TASK OBJECTIVE: Extract every row below that contains the string "lawson", matching case exactly.

SUPPLIED INFORMATION:
•••

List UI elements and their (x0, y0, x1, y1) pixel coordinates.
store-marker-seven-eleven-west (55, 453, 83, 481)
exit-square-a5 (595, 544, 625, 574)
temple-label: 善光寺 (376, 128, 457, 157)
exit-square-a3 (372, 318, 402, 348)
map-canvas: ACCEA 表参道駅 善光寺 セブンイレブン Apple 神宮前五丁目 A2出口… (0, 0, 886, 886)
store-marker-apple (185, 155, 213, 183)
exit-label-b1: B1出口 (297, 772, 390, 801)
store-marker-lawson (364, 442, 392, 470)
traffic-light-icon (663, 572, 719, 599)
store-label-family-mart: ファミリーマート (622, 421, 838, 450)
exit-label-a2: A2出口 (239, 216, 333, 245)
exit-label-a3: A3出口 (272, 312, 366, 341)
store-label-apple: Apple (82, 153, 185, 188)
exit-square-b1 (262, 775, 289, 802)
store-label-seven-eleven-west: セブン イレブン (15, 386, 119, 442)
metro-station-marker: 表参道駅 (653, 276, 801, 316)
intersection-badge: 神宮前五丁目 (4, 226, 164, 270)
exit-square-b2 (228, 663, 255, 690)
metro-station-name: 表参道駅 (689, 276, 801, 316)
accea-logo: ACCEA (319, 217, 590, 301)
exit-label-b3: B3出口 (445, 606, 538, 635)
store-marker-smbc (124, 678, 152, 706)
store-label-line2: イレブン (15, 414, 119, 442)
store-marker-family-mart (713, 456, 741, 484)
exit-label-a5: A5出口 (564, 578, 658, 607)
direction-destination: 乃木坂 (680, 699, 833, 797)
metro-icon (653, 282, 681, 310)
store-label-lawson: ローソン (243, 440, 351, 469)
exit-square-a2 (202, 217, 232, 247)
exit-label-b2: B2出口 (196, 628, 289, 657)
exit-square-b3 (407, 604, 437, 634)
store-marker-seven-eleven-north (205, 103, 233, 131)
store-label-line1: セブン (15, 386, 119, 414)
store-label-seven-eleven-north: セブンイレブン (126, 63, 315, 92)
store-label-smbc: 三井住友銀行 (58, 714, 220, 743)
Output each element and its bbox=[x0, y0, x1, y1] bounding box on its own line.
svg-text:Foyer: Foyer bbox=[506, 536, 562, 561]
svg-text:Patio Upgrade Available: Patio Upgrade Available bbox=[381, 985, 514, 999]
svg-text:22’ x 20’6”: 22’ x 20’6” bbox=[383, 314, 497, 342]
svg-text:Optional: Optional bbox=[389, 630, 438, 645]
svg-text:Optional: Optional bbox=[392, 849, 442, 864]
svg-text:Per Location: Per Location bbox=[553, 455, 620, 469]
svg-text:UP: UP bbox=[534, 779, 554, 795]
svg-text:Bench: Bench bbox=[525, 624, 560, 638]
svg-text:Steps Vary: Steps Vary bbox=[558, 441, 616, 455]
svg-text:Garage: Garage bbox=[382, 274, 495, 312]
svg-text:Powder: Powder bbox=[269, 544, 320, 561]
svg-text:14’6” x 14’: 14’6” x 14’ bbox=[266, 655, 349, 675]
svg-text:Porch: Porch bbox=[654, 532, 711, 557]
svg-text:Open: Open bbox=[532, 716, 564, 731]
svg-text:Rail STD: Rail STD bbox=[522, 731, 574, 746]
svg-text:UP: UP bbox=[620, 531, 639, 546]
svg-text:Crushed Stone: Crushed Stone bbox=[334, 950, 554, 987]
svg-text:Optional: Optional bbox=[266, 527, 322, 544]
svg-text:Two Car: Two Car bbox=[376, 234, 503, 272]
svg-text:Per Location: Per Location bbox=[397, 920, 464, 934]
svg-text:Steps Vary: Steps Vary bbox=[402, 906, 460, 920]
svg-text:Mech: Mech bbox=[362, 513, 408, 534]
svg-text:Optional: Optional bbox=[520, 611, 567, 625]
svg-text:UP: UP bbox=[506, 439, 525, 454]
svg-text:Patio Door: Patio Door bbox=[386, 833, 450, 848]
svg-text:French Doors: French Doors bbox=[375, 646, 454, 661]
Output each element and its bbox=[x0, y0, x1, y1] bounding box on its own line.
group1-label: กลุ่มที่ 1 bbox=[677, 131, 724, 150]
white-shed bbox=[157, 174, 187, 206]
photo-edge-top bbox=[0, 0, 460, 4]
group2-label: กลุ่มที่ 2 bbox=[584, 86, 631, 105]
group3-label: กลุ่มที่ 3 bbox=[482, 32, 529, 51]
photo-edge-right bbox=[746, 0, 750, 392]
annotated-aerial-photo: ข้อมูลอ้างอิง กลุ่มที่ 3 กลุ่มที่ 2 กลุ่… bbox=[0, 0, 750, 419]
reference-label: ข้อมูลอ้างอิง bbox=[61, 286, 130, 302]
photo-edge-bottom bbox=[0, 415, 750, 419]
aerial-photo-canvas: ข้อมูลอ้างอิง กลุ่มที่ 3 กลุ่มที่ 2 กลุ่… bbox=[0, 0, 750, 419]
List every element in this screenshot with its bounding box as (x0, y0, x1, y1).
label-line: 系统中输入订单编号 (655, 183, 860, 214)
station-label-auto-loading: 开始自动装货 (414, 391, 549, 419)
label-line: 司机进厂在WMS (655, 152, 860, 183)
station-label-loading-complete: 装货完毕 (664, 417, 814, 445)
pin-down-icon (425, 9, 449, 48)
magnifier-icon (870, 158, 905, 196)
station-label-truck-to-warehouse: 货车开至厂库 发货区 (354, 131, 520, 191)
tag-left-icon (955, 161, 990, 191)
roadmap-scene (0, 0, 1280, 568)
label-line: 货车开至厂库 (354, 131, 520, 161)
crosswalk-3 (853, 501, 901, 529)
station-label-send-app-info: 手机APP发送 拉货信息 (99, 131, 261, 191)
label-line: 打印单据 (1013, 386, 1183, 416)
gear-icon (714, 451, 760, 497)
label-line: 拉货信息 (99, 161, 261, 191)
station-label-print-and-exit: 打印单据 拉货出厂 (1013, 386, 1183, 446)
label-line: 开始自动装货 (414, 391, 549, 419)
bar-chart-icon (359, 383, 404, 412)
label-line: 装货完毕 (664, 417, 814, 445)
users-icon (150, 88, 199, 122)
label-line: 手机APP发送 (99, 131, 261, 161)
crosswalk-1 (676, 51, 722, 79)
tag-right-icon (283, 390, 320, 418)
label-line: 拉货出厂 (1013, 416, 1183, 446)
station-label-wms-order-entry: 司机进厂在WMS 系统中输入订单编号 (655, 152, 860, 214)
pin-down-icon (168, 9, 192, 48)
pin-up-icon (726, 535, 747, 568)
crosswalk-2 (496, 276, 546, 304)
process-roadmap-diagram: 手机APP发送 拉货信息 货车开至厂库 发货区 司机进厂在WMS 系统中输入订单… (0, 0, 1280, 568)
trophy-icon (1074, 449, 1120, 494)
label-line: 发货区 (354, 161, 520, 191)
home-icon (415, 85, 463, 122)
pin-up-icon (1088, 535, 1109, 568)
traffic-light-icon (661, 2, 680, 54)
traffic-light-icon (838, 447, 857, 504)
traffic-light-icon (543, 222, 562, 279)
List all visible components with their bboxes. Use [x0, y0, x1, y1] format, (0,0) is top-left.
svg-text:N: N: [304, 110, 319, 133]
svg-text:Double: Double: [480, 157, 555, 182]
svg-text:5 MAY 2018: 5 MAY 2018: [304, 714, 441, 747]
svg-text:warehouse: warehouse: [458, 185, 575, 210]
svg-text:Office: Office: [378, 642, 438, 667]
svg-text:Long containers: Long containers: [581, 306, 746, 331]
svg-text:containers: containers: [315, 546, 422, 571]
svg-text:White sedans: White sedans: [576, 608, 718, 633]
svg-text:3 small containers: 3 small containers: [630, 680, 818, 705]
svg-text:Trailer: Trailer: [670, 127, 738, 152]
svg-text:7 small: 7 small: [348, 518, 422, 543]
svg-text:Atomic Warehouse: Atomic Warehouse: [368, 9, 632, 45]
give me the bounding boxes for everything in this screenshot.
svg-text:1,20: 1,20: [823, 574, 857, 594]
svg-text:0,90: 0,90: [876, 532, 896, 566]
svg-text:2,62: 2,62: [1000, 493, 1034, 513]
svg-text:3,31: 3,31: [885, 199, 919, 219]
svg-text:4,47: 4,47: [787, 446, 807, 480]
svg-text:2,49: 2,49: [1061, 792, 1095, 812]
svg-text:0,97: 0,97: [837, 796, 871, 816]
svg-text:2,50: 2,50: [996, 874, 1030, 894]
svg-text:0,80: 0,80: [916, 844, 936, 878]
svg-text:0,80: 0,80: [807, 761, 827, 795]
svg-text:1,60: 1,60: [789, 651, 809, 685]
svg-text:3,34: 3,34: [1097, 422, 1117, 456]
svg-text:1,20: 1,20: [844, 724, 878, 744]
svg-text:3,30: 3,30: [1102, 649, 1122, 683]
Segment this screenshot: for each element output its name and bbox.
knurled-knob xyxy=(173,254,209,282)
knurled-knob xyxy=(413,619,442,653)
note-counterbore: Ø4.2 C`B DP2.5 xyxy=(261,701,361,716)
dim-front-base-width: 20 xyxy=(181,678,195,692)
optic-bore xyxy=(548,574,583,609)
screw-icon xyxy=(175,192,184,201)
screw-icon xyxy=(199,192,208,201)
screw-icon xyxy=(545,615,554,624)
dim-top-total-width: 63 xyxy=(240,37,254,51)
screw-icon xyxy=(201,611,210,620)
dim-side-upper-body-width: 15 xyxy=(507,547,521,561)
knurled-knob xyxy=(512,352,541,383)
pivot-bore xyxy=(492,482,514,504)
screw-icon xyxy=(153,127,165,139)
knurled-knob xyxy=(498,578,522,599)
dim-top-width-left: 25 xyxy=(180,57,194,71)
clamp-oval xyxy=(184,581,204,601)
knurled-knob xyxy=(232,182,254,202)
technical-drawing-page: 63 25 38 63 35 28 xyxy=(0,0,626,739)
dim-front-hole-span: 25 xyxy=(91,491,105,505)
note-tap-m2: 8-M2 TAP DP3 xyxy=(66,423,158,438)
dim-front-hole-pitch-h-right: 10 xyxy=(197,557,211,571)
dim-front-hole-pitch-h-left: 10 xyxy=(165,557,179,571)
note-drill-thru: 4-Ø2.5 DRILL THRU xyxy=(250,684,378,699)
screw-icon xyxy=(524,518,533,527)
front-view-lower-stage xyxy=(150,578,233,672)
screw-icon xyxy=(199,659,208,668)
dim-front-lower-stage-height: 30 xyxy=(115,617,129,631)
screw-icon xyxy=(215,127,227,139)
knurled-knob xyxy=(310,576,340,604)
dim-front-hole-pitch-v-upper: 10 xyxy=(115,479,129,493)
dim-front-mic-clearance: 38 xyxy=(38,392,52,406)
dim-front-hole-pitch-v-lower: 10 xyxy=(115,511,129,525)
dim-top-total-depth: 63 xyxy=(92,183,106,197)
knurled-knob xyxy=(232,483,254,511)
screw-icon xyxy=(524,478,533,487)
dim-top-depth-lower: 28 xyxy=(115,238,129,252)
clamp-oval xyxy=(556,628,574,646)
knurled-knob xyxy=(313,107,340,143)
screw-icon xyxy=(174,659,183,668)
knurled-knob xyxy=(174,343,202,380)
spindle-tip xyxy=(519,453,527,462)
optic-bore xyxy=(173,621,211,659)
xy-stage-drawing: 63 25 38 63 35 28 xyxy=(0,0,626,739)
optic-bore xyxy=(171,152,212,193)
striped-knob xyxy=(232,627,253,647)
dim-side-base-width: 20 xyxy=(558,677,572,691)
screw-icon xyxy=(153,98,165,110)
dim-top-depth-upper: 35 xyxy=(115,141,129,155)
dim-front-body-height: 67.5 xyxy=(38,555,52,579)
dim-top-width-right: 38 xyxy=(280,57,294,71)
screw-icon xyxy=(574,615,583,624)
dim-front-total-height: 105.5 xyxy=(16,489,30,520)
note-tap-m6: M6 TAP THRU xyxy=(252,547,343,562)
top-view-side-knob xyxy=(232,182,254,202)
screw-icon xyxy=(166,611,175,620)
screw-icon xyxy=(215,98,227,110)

•••

EXERCISE RESPONSE:
store-marker-lawson (364, 442, 392, 470)
store-label-lawson: ローソン (243, 440, 351, 469)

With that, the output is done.